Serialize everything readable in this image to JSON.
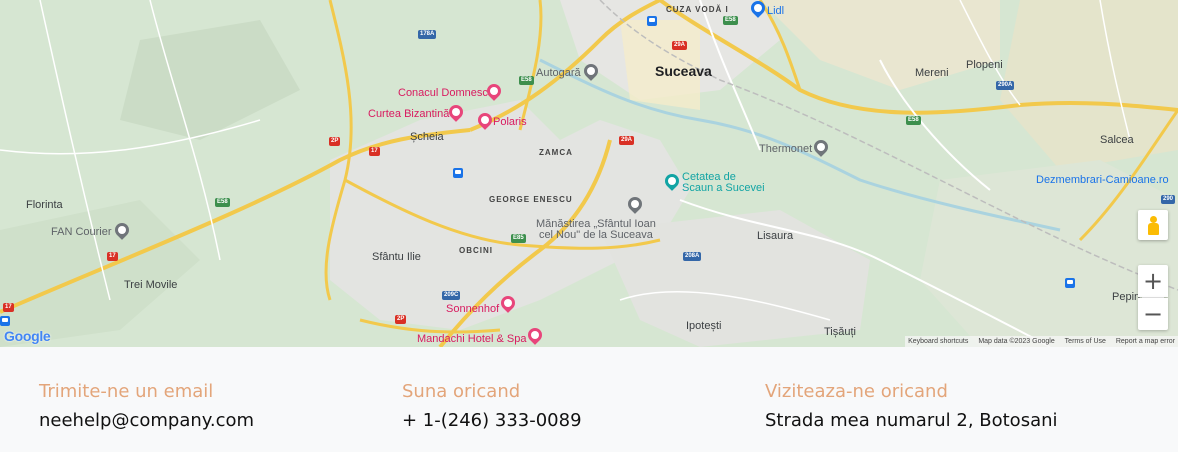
{
  "map": {
    "cities": {
      "suceava": "Suceava"
    },
    "towns": {
      "scheia": "Șcheia",
      "florinta": "Florinta",
      "trei_movile": "Trei Movile",
      "sfantu_ilie": "Sfântu Ilie",
      "lisaura": "Lisaura",
      "ipotesti": "Ipotești",
      "tisauti": "Tișăuți",
      "mereni": "Mereni",
      "plopeni": "Plopeni",
      "salcea": "Salcea",
      "pepin": "Pepin",
      "cuza_voda": "CUZA VODĂ I"
    },
    "districts": {
      "zamca": "ZAMCA",
      "george_enescu": "GEORGE ENESCU",
      "obcini": "OBCINI"
    },
    "pois": {
      "conacul": "Conacul Domnesc",
      "curtea": "Curtea Bizantină",
      "polaris": "Polaris",
      "autogara": "Autogară",
      "thermonet": "Thermonet",
      "cetatea_1": "Cetatea de",
      "cetatea_2": "Scaun a Sucevei",
      "manastirea_1": "Mănăstirea „Sfântul Ioan",
      "manastirea_2": "cel Nou\" de la Suceava",
      "fan_courier": "FAN Courier",
      "sonnenhof": "Sonnenhof",
      "mandachi": "Mandachi Hotel & Spa",
      "lidl": "Lidl",
      "dezmembrari": "Dezmembrari-Camioane.ro"
    },
    "shields": {
      "e58": "E58",
      "r17": "17",
      "r2p": "2P",
      "r29a": "29A",
      "r178a": "178A",
      "r208a": "208A",
      "r209c": "209C",
      "e85": "E85",
      "r290a": "290A",
      "r290": "290"
    },
    "controls": {
      "zoom_in": "+",
      "zoom_out": "−"
    },
    "logo": "Google",
    "attribution": {
      "shortcuts": "Keyboard shortcuts",
      "data": "Map data ©2023 Google",
      "terms": "Terms of Use",
      "report": "Report a map error"
    },
    "colors": {
      "land": "#d6e6d2",
      "urban": "#e8eaed",
      "road": "#f2c94c",
      "water": "#aad3df"
    }
  },
  "contact": {
    "email": {
      "title": "Trimite-ne un email",
      "value": "neehelp@company.com"
    },
    "phone": {
      "title": "Suna oricand",
      "value": "+ 1-(246) 333-0089"
    },
    "visit": {
      "title": "Viziteaza-ne oricand",
      "value": "Strada mea numarul 2, Botosani"
    }
  },
  "colors": {
    "accent": "#e3a57a",
    "text": "#111111",
    "footer_bg": "#f8f9fa"
  }
}
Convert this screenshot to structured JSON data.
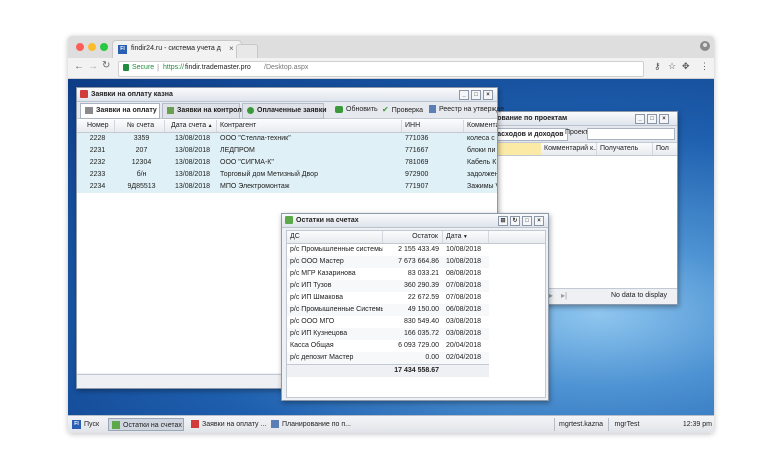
{
  "browser": {
    "tab_title": "findir24.ru - система учета д",
    "secure_label": "Secure",
    "url_prefix": "https://",
    "url_host": "findir.trademaster.pro",
    "url_path": "/Desktop.aspx"
  },
  "win_zayavki": {
    "title": "Заявки на оплату казна",
    "tabs": [
      {
        "label": "Заявки на оплату"
      },
      {
        "label": "Заявки на контроле"
      },
      {
        "label": "Оплаченные заявки"
      }
    ],
    "tools": [
      {
        "label": "Обновить"
      },
      {
        "label": "Проверка"
      },
      {
        "label": "Реестр на утвержде"
      }
    ],
    "columns": [
      "Номер",
      "№ счета",
      "Дата счета",
      "Контрагент",
      "ИНН",
      "Коммента"
    ],
    "rows": [
      {
        "num": "2228",
        "acc": "3359",
        "date": "13/08/2018",
        "agent": "ООО \"Стелла-техник\"",
        "inn": "771036",
        "comment": "колеса с"
      },
      {
        "num": "2231",
        "acc": "207",
        "date": "13/08/2018",
        "agent": "ЛЕДПРОМ",
        "inn": "771667",
        "comment": "блоки пи"
      },
      {
        "num": "2232",
        "acc": "12304",
        "date": "13/08/2018",
        "agent": "ООО \"СИГМА-К\"",
        "inn": "781069",
        "comment": "Кабель К"
      },
      {
        "num": "2233",
        "acc": "б/н",
        "date": "13/08/2018",
        "agent": "Торговый дом Метизный Двор",
        "inn": "972900",
        "comment": "задолжен"
      },
      {
        "num": "2234",
        "acc": "9Д85513",
        "date": "13/08/2018",
        "agent": "МПО Электромонтаж",
        "inn": "771907",
        "comment": "Зажимы V"
      }
    ]
  },
  "win_plan": {
    "title": "рование по проектам",
    "tab_label": "расходов и доходов",
    "project_label": "Проект",
    "columns": [
      "Комментарий к...",
      "Получатель",
      "Пол"
    ],
    "empty_text": "No data to display"
  },
  "win_ostatki": {
    "title": "Остатки на счетах",
    "columns": [
      "ДС",
      "Остаток",
      "Дата"
    ],
    "rows": [
      {
        "ds": "р/с Промышленные системы Б...",
        "amount": "2 155 433.49",
        "date": "10/08/2018"
      },
      {
        "ds": "р/с ООО Мастер",
        "amount": "7 673 664.86",
        "date": "10/08/2018"
      },
      {
        "ds": "р/с МГР Казаринова",
        "amount": "83 033.21",
        "date": "08/08/2018"
      },
      {
        "ds": "р/с ИП Тузов",
        "amount": "360 290.39",
        "date": "07/08/2018"
      },
      {
        "ds": "р/с ИП Шмакова",
        "amount": "22 672.59",
        "date": "07/08/2018"
      },
      {
        "ds": "р/с Промышленные Системы",
        "amount": "49 150.00",
        "date": "06/08/2018"
      },
      {
        "ds": "р/с ООО МГО",
        "amount": "830 549.40",
        "date": "03/08/2018"
      },
      {
        "ds": "р/с ИП Кузнецова",
        "amount": "166 035.72",
        "date": "03/08/2018"
      },
      {
        "ds": "Касса Общая",
        "amount": "6 093 729.00",
        "date": "20/04/2018"
      },
      {
        "ds": "р/с депозит Мастер",
        "amount": "0.00",
        "date": "02/04/2018"
      }
    ],
    "total": "17 434 558.67"
  },
  "taskbar": {
    "start": "Пуск",
    "items": [
      {
        "label": "Остатки на счетах"
      },
      {
        "label": "Заявки на оплату ..."
      },
      {
        "label": "Планирование по п..."
      }
    ],
    "user1": "mgrtest.kazna",
    "user2": "mgrTest",
    "clock": "12:39 pm"
  },
  "colors": {
    "accent_green": "#3a9a3a",
    "selection": "#dff0f6",
    "desktop_blue": "#1e5fae"
  }
}
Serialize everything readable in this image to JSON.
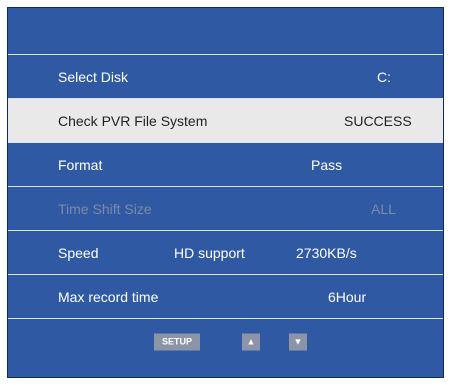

┄┄┄┄┄┄┄┄┄┄┄┄┄┄┄┄┄┄┄┄

**To do**
Report each line of the material above where the word "Промышленные" appears.

**Task output**
        "ds": "р/с Промышленные системы Б...",
        "ds": "р/с Промышленные Системы",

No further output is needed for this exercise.